(Lines of data)
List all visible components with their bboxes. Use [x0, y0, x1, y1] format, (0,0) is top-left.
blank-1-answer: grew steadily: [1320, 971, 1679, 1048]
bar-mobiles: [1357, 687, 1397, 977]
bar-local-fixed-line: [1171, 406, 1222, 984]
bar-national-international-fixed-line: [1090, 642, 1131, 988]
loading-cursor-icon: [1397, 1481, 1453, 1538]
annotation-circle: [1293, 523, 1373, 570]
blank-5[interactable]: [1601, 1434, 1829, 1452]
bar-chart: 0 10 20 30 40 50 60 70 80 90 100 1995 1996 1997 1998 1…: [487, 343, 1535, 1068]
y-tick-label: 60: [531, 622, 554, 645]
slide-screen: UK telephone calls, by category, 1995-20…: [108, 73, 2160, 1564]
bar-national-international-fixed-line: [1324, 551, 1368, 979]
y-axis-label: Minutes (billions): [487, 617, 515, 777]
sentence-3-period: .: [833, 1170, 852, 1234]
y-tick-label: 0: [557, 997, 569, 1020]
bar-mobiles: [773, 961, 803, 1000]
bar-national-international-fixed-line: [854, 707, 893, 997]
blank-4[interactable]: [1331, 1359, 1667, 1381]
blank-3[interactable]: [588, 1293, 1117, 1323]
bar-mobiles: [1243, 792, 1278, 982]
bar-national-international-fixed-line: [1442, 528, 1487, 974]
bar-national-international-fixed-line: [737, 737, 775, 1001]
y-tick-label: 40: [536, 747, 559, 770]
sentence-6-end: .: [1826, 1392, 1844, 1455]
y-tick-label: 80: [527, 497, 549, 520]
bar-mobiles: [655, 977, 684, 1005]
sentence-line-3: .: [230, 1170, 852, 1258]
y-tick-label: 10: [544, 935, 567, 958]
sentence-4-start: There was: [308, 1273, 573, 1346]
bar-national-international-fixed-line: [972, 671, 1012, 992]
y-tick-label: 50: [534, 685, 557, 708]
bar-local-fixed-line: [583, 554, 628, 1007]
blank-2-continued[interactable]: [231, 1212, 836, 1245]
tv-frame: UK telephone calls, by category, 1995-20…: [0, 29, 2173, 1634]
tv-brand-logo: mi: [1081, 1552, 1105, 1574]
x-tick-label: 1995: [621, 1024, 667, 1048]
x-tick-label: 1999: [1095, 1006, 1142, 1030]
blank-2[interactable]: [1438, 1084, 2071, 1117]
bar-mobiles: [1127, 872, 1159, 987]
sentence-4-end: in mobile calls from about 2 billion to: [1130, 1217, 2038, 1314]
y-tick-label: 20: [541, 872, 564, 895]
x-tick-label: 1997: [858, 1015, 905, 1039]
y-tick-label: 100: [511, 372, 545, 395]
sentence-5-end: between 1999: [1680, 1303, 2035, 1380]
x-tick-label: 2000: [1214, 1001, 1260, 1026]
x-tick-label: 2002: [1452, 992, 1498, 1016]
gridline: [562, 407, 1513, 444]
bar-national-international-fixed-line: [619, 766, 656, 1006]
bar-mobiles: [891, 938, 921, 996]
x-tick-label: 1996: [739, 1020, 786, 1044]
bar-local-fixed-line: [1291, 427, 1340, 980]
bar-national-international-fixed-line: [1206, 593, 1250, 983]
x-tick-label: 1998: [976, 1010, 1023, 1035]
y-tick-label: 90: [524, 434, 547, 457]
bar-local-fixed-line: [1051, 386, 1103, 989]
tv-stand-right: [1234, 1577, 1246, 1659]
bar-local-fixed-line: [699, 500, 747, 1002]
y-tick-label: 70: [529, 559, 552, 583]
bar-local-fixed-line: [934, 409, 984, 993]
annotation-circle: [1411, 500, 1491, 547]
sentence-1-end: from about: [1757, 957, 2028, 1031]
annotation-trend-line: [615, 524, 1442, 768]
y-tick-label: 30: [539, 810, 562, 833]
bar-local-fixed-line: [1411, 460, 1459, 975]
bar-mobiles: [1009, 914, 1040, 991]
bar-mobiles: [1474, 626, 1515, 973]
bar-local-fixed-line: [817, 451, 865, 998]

WORK TO COMPLETE >> Copy every line of the records above word for word.

FINAL RESULT >>
List all visible components with their bboxes. Use [x0, y0, x1, y1] format, (0,0) is top-left.
blank-1-answer: grew steadily: [1320, 971, 1679, 1048]
bar-mobiles: [1357, 687, 1397, 977]
bar-local-fixed-line: [1171, 406, 1222, 984]
bar-national-international-fixed-line: [1090, 642, 1131, 988]
loading-cursor-icon: [1397, 1481, 1453, 1538]
annotation-circle: [1293, 523, 1373, 570]
blank-5[interactable]: [1601, 1434, 1829, 1452]
bar-chart: 0 10 20 30 40 50 60 70 80 90 100 1995 1996 1997 1998 1…: [487, 343, 1535, 1068]
y-tick-label: 60: [531, 622, 554, 645]
slide-screen: UK telephone calls, by category, 1995-20…: [108, 73, 2160, 1564]
bar-national-international-fixed-line: [1324, 551, 1368, 979]
y-axis-label: Minutes (billions): [487, 617, 515, 777]
sentence-3-period: .: [833, 1170, 852, 1234]
y-tick-label: 0: [557, 997, 569, 1020]
bar-mobiles: [773, 961, 803, 1000]
bar-national-international-fixed-line: [854, 707, 893, 997]
blank-4[interactable]: [1331, 1359, 1667, 1381]
blank-3[interactable]: [588, 1293, 1117, 1323]
bar-mobiles: [1243, 792, 1278, 982]
bar-national-international-fixed-line: [1442, 528, 1487, 974]
bar-national-international-fixed-line: [737, 737, 775, 1001]
y-tick-label: 40: [536, 747, 559, 770]
sentence-6-end: .: [1826, 1392, 1844, 1455]
y-tick-label: 80: [527, 497, 549, 520]
bar-mobiles: [655, 977, 684, 1005]
sentence-line-3: .: [230, 1170, 852, 1258]
y-tick-label: 10: [544, 935, 567, 958]
sentence-4-start: There was: [308, 1273, 573, 1346]
bar-national-international-fixed-line: [972, 671, 1012, 992]
y-tick-label: 50: [534, 685, 557, 708]
bar-local-fixed-line: [583, 554, 628, 1007]
blank-2-continued[interactable]: [231, 1212, 836, 1245]
tv-frame: UK telephone calls, by category, 1995-20…: [0, 29, 2173, 1634]
tv-brand-logo: mi: [1081, 1552, 1105, 1574]
x-tick-label: 1995: [621, 1024, 667, 1048]
x-tick-label: 1999: [1095, 1006, 1142, 1030]
blank-2[interactable]: [1438, 1084, 2071, 1117]
bar-mobiles: [1127, 872, 1159, 987]
sentence-4-end: in mobile calls from about 2 billion to: [1130, 1217, 2038, 1314]
y-tick-label: 20: [541, 872, 564, 895]
x-tick-label: 1997: [858, 1015, 905, 1039]
y-tick-label: 100: [511, 372, 545, 395]
sentence-5-end: between 1999: [1680, 1303, 2035, 1380]
x-tick-label: 2000: [1214, 1001, 1260, 1026]
x-tick-label: 2002: [1452, 992, 1498, 1016]
gridline: [562, 407, 1513, 444]
bar-national-international-fixed-line: [619, 766, 656, 1006]
bar-mobiles: [891, 938, 921, 996]
x-tick-label: 1996: [739, 1020, 786, 1044]
bar-local-fixed-line: [1291, 427, 1340, 980]
bar-national-international-fixed-line: [1206, 593, 1250, 983]
x-tick-label: 1998: [976, 1010, 1023, 1035]
y-tick-label: 90: [524, 434, 547, 457]
bar-local-fixed-line: [1051, 386, 1103, 989]
tv-stand-right: [1234, 1577, 1246, 1659]
bar-local-fixed-line: [699, 500, 747, 1002]
y-tick-label: 70: [529, 559, 552, 583]
bar-local-fixed-line: [934, 409, 984, 993]
annotation-circle: [1411, 500, 1491, 547]
sentence-1-end: from about: [1757, 957, 2028, 1031]
annotation-trend-line: [615, 524, 1442, 768]
y-tick-label: 30: [539, 810, 562, 833]
bar-local-fixed-line: [1411, 460, 1459, 975]
bar-mobiles: [1009, 914, 1040, 991]
bar-mobiles: [1474, 626, 1515, 973]
bar-local-fixed-line: [817, 451, 865, 998]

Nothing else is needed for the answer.